Brame clarified that Clarion didn’t actually have an official position on what would constitute tomorrow’s self-driving car, insofar as the technologies that comprise it. He said that Clarion has some systems already, such as the self-parking features in the Nissan Leaf and the Hitachi Park-by-Memory stack, but that it did not have an AI assets. He drew the distinction between AI and automation, and that Clarion was very much focused on the latter.
In the V2X world, Clarion is working on both the LTE-based C-V2X and the IEEE 802.11p protocol, which is comparable to WiFi. Brame said that there was a need for clear strategy on the public side of things, and that this was outside Clarion’s control entirely – stressing that if there are no smart cities, then there cannot be true V2X. That’s another chicken-or-the-egg scenario for the IoT to grapple with, and Brame thinks that in the automotive world, it will be the automakers who pressure their OEM suppliers to bring about more harmonization in the industry.

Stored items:
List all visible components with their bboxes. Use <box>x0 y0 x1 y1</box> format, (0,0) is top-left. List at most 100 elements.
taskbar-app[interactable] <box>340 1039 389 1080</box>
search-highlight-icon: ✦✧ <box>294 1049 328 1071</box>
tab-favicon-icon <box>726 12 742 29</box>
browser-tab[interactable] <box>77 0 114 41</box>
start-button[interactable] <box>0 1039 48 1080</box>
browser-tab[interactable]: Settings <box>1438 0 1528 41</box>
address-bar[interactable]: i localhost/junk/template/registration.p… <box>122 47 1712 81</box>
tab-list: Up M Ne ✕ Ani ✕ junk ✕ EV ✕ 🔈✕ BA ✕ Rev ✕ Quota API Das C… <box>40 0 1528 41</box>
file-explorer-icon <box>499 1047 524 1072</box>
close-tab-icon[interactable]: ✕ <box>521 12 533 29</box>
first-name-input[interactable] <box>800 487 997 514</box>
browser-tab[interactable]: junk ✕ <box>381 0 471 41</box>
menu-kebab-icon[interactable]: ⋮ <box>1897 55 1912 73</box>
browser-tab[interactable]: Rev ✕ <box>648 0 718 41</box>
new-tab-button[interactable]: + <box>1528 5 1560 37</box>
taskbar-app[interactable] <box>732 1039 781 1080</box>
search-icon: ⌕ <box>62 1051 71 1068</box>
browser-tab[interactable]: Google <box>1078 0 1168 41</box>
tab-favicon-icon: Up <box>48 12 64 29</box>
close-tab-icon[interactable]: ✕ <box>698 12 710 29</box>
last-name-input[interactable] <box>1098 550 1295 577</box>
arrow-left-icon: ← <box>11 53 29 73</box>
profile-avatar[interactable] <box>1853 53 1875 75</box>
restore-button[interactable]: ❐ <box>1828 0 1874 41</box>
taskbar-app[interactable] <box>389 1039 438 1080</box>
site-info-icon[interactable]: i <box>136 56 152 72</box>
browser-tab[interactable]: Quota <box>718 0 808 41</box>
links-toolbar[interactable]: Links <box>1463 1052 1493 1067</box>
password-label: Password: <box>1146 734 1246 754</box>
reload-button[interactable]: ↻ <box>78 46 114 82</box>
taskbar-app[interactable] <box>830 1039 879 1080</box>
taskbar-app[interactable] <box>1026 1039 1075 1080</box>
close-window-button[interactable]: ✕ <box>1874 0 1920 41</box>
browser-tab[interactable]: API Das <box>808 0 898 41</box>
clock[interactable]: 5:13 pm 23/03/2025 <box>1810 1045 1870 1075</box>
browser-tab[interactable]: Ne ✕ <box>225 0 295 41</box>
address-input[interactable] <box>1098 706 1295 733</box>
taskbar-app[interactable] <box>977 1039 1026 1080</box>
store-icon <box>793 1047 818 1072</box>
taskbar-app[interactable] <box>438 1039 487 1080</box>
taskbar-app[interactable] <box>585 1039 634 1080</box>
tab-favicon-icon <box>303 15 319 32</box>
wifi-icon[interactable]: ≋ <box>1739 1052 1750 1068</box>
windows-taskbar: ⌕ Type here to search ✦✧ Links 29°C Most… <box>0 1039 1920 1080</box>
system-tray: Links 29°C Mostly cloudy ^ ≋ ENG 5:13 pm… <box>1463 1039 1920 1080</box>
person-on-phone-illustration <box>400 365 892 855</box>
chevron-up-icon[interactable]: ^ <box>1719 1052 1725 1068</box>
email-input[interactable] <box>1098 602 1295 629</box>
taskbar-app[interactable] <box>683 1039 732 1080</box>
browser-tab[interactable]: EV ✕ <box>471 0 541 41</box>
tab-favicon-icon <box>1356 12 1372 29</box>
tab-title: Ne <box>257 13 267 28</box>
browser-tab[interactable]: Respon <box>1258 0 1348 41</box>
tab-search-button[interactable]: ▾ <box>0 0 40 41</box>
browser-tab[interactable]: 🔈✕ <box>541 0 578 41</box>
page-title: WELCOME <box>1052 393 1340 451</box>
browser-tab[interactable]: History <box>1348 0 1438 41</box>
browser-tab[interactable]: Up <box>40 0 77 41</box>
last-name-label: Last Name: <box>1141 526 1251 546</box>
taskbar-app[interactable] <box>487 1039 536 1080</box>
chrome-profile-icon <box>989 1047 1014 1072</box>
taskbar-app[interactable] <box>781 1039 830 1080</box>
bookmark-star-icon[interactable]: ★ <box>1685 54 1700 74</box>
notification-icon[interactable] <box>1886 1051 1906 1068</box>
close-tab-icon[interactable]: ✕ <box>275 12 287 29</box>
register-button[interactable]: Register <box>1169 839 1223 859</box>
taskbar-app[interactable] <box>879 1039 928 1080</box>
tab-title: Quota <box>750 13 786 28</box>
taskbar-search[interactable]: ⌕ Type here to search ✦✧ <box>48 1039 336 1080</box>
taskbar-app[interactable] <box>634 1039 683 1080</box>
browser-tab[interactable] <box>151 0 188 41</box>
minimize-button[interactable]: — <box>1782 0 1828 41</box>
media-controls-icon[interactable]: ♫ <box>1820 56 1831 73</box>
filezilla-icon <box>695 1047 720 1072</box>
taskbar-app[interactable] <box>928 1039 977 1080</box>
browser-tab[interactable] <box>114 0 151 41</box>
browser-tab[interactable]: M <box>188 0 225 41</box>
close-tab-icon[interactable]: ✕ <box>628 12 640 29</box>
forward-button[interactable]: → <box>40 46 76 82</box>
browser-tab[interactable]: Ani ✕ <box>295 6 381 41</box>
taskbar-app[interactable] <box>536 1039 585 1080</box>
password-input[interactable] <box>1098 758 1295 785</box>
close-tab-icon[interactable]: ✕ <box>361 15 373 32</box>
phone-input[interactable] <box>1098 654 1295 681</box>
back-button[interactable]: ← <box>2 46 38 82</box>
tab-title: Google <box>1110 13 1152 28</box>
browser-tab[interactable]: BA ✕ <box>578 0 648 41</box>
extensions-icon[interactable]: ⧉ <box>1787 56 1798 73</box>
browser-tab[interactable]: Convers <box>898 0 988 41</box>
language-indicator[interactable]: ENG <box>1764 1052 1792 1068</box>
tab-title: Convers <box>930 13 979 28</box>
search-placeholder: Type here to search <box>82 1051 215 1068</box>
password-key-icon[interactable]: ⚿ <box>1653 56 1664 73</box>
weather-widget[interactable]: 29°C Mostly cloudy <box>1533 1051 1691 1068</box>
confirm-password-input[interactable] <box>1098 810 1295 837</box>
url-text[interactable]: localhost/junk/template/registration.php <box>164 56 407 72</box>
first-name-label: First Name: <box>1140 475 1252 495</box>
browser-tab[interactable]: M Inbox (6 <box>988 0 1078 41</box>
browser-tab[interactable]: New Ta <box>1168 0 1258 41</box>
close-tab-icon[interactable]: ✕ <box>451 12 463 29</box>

• Problem set:
(a) Answer these questions from the Clarion excerpt:
(i) Which two V2X protocols is Clarion working on?
(ii) Between AI and automation, which one is Clarion focused on?
(iii) According to Brame, who will pressure OEM suppliers to bring about more harmonization in the automotive industry?
(b) Reproduce the part of the Clarion excerpt starting with "Brame clarified that" and going on through "on the latter.".
Answer using only the text above; the listing is not needed.

• Expected responses:
(a)
(i) The LTE-based C-V2X and the IEEE 802.11p protocol.
(ii) Automation.
(iii) The automakers.

(b)
Brame clarified that Clarion didn’t actually have an official position on what would constitute tomorrow’s self-driving car, insofar as the technologies that comprise it. He said that Clarion has some systems already, such as the self-parking features in the Nissan Leaf and the Hitachi Park-by-Memory stack, but that it did not have an AI assets. He drew the distinction between AI and automation, and that Clarion was very much focused on the latter.